• Your assignment
Retype each entry below exactly as it stands.

:: Supplied data ::

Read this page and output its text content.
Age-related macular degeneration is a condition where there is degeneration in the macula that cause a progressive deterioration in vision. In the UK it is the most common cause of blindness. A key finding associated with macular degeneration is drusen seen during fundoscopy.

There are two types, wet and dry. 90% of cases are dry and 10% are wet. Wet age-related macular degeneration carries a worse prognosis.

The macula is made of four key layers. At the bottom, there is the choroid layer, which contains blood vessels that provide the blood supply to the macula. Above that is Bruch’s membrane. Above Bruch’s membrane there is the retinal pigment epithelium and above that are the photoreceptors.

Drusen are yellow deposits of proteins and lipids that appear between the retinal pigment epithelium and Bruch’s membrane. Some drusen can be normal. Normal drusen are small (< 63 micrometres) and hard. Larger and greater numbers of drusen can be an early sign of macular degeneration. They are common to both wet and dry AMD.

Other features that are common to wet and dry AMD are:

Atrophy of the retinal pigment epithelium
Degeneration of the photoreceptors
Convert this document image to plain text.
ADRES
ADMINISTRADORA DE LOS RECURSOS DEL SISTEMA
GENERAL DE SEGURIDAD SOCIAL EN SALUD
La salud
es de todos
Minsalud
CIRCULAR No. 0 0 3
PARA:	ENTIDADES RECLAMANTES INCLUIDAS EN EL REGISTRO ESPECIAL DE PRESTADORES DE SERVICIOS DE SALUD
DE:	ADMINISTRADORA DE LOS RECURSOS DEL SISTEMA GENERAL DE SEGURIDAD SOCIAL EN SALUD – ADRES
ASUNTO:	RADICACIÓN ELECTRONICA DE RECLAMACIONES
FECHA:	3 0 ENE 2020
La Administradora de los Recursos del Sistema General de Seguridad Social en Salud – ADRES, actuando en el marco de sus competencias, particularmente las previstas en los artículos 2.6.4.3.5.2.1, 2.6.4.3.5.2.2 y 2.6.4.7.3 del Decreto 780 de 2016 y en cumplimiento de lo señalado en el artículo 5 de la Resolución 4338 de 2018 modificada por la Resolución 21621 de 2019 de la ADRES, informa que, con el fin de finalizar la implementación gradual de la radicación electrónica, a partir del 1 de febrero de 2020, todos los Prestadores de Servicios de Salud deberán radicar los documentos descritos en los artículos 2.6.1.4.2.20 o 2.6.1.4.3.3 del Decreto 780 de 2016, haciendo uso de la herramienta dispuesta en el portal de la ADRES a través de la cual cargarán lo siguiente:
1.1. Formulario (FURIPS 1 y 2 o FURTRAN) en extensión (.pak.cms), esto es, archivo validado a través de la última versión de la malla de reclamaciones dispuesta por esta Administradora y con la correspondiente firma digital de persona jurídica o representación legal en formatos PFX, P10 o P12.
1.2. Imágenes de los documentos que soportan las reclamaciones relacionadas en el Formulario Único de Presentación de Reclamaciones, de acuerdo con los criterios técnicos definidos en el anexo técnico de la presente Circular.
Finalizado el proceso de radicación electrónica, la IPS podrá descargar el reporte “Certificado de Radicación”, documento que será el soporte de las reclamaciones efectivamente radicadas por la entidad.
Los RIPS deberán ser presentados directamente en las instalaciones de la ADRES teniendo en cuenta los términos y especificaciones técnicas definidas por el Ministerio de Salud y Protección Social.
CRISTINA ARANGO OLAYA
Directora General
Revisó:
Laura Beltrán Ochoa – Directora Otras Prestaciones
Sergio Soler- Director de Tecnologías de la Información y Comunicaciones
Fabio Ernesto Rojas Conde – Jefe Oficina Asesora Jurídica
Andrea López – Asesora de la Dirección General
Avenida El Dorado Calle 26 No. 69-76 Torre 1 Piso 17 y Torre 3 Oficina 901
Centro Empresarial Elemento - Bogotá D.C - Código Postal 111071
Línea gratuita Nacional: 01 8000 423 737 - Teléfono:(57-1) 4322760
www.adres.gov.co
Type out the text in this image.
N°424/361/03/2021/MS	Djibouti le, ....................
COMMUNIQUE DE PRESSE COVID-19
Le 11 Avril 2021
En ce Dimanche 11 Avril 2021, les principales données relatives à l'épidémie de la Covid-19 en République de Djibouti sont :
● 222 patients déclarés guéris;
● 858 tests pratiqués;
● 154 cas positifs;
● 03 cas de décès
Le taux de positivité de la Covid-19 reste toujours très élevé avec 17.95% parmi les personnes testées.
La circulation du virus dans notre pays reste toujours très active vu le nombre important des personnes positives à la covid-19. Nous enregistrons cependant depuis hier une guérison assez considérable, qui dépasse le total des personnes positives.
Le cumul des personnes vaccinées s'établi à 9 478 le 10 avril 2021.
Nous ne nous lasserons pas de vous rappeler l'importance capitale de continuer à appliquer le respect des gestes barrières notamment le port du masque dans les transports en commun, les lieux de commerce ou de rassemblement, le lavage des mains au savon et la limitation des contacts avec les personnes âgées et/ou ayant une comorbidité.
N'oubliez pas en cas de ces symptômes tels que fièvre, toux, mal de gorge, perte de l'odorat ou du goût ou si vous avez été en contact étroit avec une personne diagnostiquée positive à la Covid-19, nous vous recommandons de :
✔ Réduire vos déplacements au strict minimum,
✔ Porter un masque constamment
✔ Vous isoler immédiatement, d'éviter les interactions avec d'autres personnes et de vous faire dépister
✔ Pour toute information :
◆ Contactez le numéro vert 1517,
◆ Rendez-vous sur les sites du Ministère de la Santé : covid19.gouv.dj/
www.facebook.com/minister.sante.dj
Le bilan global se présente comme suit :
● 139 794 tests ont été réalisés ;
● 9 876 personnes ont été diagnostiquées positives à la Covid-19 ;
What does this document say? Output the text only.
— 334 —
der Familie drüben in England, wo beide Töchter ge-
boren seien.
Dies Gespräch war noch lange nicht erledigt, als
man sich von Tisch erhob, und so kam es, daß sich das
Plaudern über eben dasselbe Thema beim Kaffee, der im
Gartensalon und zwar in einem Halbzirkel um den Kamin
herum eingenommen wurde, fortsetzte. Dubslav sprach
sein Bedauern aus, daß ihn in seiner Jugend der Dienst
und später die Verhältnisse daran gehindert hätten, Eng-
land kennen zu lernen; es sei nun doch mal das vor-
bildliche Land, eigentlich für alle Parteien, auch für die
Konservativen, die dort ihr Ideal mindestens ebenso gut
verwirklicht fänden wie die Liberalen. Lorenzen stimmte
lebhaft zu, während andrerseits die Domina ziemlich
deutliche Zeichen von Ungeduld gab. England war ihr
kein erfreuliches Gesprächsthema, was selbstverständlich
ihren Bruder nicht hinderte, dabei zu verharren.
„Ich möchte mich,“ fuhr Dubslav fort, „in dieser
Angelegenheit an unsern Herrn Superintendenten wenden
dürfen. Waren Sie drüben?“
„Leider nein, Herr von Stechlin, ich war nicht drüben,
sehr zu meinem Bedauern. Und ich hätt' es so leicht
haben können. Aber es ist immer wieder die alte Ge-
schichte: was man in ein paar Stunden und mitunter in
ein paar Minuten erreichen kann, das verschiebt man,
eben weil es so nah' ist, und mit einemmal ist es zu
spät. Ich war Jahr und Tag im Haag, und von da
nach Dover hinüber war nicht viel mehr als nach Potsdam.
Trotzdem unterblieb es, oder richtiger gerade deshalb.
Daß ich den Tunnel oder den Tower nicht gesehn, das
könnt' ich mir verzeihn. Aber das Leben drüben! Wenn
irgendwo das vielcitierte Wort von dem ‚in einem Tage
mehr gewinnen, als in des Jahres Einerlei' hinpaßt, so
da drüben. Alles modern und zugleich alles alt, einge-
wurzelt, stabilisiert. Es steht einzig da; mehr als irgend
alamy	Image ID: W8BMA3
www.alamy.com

:::

• Written response
Read this page and output its text content.
Age-related macular degeneration is a condition where there is degeneration in the macula that cause a progressive deterioration in vision. In the UK it is the most common cause of blindness. A key finding associated with macular degeneration is drusen seen during fundoscopy.

There are two types, wet and dry. 90% of cases are dry and 10% are wet. Wet age-related macular degeneration carries a worse prognosis.

The macula is made of four key layers. At the bottom, there is the choroid layer, which contains blood vessels that provide the blood supply to the macula. Above that is Bruch’s membrane. Above Bruch’s membrane there is the retinal pigment epithelium and above that are the photoreceptors.

Drusen are yellow deposits of proteins and lipids that appear between the retinal pigment epithelium and Bruch’s membrane. Some drusen can be normal. Normal drusen are small (< 63 micrometres) and hard. Larger and greater numbers of drusen can be an early sign of macular degeneration. They are common to both wet and dry AMD.

Other features that are common to wet and dry AMD are:

Atrophy of the retinal pigment epithelium
Degeneration of the photoreceptors
Convert this document image to plain text.
ADRES
ADMINISTRADORA DE LOS RECURSOS DEL SISTEMA
GENERAL DE SEGURIDAD SOCIAL EN SALUD
La salud
es de todos
Minsalud
CIRCULAR No. 0 0 3
PARA:	ENTIDADES RECLAMANTES INCLUIDAS EN EL REGISTRO ESPECIAL DE PRESTADORES DE SERVICIOS DE SALUD
DE:	ADMINISTRADORA DE LOS RECURSOS DEL SISTEMA GENERAL DE SEGURIDAD SOCIAL EN SALUD – ADRES
ASUNTO:	RADICACIÓN ELECTRONICA DE RECLAMACIONES
FECHA:	3 0 ENE 2020
La Administradora de los Recursos del Sistema General de Seguridad Social en Salud – ADRES, actuando en el marco de sus competencias, particularmente las previstas en los artículos 2.6.4.3.5.2.1, 2.6.4.3.5.2.2 y 2.6.4.7.3 del Decreto 780 de 2016 y en cumplimiento de lo señalado en el artículo 5 de la Resolución 4338 de 2018 modificada por la Resolución 21621 de 2019 de la ADRES, informa que, con el fin de finalizar la implementación gradual de la radicación electrónica, a partir del 1 de febrero de 2020, todos los Prestadores de Servicios de Salud deberán radicar los documentos descritos en los artículos 2.6.1.4.2.20 o 2.6.1.4.3.3 del Decreto 780 de 2016, haciendo uso de la herramienta dispuesta en el portal de la ADRES a través de la cual cargarán lo siguiente:
1.1. Formulario (FURIPS 1 y 2 o FURTRAN) en extensión (.pak.cms), esto es, archivo validado a través de la última versión de la malla de reclamaciones dispuesta por esta Administradora y con la correspondiente firma digital de persona jurídica o representación legal en formatos PFX, P10 o P12.
1.2. Imágenes de los documentos que soportan las reclamaciones relacionadas en el Formulario Único de Presentación de Reclamaciones, de acuerdo con los criterios técnicos definidos en el anexo técnico de la presente Circular.
Finalizado el proceso de radicación electrónica, la IPS podrá descargar el reporte “Certificado de Radicación”, documento que será el soporte de las reclamaciones efectivamente radicadas por la entidad.
Los RIPS deberán ser presentados directamente en las instalaciones de la ADRES teniendo en cuenta los términos y especificaciones técnicas definidas por el Ministerio de Salud y Protección Social.
CRISTINA ARANGO OLAYA
Directora General
Revisó:
Laura Beltrán Ochoa – Directora Otras Prestaciones
Sergio Soler- Director de Tecnologías de la Información y Comunicaciones
Fabio Ernesto Rojas Conde – Jefe Oficina Asesora Jurídica
Andrea López – Asesora de la Dirección General
Avenida El Dorado Calle 26 No. 69-76 Torre 1 Piso 17 y Torre 3 Oficina 901
Centro Empresarial Elemento - Bogotá D.C - Código Postal 111071
Línea gratuita Nacional: 01 8000 423 737 - Teléfono:(57-1) 4322760
www.adres.gov.co
Type out the text in this image.
N°424/361/03/2021/MS	Djibouti le, ....................
COMMUNIQUE DE PRESSE COVID-19
Le 11 Avril 2021
En ce Dimanche 11 Avril 2021, les principales données relatives à l'épidémie de la Covid-19 en République de Djibouti sont :
● 222 patients déclarés guéris;
● 858 tests pratiqués;
● 154 cas positifs;
● 03 cas de décès
Le taux de positivité de la Covid-19 reste toujours très élevé avec 17.95% parmi les personnes testées.
La circulation du virus dans notre pays reste toujours très active vu le nombre important des personnes positives à la covid-19. Nous enregistrons cependant depuis hier une guérison assez considérable, qui dépasse le total des personnes positives.
Le cumul des personnes vaccinées s'établi à 9 478 le 10 avril 2021.
Nous ne nous lasserons pas de vous rappeler l'importance capitale de continuer à appliquer le respect des gestes barrières notamment le port du masque dans les transports en commun, les lieux de commerce ou de rassemblement, le lavage des mains au savon et la limitation des contacts avec les personnes âgées et/ou ayant une comorbidité.
N'oubliez pas en cas de ces symptômes tels que fièvre, toux, mal de gorge, perte de l'odorat ou du goût ou si vous avez été en contact étroit avec une personne diagnostiquée positive à la Covid-19, nous vous recommandons de :
✔ Réduire vos déplacements au strict minimum,
✔ Porter un masque constamment
✔ Vous isoler immédiatement, d'éviter les interactions avec d'autres personnes et de vous faire dépister
✔ Pour toute information :
◆ Contactez le numéro vert 1517,
◆ Rendez-vous sur les sites du Ministère de la Santé : covid19.gouv.dj/
www.facebook.com/minister.sante.dj
Le bilan global se présente comme suit :
● 139 794 tests ont été réalisés ;
● 9 876 personnes ont été diagnostiquées positives à la Covid-19 ;
What does this document say? Output the text only.
— 334 —
der Familie drüben in England, wo beide Töchter ge-
boren seien.
Dies Gespräch war noch lange nicht erledigt, als
man sich von Tisch erhob, und so kam es, daß sich das
Plaudern über eben dasselbe Thema beim Kaffee, der im
Gartensalon und zwar in einem Halbzirkel um den Kamin
herum eingenommen wurde, fortsetzte. Dubslav sprach
sein Bedauern aus, daß ihn in seiner Jugend der Dienst
und später die Verhältnisse daran gehindert hätten, Eng-
land kennen zu lernen; es sei nun doch mal das vor-
bildliche Land, eigentlich für alle Parteien, auch für die
Konservativen, die dort ihr Ideal mindestens ebenso gut
verwirklicht fänden wie die Liberalen. Lorenzen stimmte
lebhaft zu, während andrerseits die Domina ziemlich
deutliche Zeichen von Ungeduld gab. England war ihr
kein erfreuliches Gesprächsthema, was selbstverständlich
ihren Bruder nicht hinderte, dabei zu verharren.
„Ich möchte mich,“ fuhr Dubslav fort, „in dieser
Angelegenheit an unsern Herrn Superintendenten wenden
dürfen. Waren Sie drüben?“
„Leider nein, Herr von Stechlin, ich war nicht drüben,
sehr zu meinem Bedauern. Und ich hätt' es so leicht
haben können. Aber es ist immer wieder die alte Ge-
schichte: was man in ein paar Stunden und mitunter in
ein paar Minuten erreichen kann, das verschiebt man,
eben weil es so nah' ist, und mit einemmal ist es zu
spät. Ich war Jahr und Tag im Haag, und von da
nach Dover hinüber war nicht viel mehr als nach Potsdam.
Trotzdem unterblieb es, oder richtiger gerade deshalb.
Daß ich den Tunnel oder den Tower nicht gesehn, das
könnt' ich mir verzeihn. Aber das Leben drüben! Wenn
irgendwo das vielcitierte Wort von dem ‚in einem Tage
mehr gewinnen, als in des Jahres Einerlei' hinpaßt, so
da drüben. Alles modern und zugleich alles alt, einge-
wurzelt, stabilisiert. Es steht einzig da; mehr als irgend
alamy	Image ID: W8BMA3
www.alamy.com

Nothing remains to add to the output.